_WHAT THIS TASK INVOLVES_: Pick out all lines of the entries that include the word "винаги" and copy them.

[Data extracted from a collection]

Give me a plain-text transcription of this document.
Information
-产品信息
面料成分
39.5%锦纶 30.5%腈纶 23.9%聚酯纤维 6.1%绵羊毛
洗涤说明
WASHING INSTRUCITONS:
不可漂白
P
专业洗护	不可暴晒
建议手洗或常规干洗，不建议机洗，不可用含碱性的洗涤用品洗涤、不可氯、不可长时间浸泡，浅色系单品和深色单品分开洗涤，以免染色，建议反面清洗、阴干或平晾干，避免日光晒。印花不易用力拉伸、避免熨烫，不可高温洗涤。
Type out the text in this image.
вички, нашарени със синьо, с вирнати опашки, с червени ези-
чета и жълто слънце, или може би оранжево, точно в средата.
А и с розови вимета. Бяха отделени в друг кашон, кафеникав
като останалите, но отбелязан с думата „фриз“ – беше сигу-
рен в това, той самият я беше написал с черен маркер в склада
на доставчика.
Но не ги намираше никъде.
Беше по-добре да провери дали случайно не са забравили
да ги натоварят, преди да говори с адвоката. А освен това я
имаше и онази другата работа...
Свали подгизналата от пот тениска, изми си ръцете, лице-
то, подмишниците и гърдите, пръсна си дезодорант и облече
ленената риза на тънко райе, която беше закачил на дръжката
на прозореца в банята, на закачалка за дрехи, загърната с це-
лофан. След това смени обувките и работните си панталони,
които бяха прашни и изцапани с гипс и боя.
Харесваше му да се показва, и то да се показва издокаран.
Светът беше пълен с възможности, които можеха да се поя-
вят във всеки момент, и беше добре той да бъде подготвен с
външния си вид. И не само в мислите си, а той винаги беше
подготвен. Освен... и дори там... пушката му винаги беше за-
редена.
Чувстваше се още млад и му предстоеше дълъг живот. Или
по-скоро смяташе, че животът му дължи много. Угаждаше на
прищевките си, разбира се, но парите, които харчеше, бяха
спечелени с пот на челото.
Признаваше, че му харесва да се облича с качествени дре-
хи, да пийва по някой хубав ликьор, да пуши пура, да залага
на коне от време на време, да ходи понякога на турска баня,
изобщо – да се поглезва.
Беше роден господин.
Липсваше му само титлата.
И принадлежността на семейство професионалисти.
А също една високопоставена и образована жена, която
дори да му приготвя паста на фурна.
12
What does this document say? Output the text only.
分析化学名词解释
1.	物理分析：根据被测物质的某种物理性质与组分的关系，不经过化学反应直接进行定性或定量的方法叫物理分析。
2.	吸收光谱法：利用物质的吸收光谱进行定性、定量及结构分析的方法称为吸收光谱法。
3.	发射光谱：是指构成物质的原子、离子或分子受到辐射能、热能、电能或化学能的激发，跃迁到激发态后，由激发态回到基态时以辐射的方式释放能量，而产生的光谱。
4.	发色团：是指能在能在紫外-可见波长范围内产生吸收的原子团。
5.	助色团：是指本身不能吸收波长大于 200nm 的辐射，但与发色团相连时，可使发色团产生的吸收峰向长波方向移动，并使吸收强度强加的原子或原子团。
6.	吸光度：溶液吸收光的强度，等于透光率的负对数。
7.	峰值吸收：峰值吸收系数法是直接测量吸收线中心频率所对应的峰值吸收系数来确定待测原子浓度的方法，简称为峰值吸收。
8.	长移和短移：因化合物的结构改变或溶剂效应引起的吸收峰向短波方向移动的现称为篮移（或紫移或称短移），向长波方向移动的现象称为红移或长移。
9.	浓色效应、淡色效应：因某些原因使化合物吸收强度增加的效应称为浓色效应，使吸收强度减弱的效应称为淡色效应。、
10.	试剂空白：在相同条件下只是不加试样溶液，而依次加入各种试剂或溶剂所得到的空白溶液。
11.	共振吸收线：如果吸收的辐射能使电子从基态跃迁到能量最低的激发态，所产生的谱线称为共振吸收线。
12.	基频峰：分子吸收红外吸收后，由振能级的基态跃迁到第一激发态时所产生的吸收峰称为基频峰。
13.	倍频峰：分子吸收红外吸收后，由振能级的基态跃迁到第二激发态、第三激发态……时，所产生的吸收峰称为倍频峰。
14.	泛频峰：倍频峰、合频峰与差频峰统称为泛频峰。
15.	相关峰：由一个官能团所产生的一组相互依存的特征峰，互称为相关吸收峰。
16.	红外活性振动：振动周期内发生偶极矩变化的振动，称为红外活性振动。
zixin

_RESPONSE TO THE EXERCISE_:
външния си вид. И не само в мислите си, а той винаги беше
подготвен. Освен... и дори там... пушката му винаги беше за-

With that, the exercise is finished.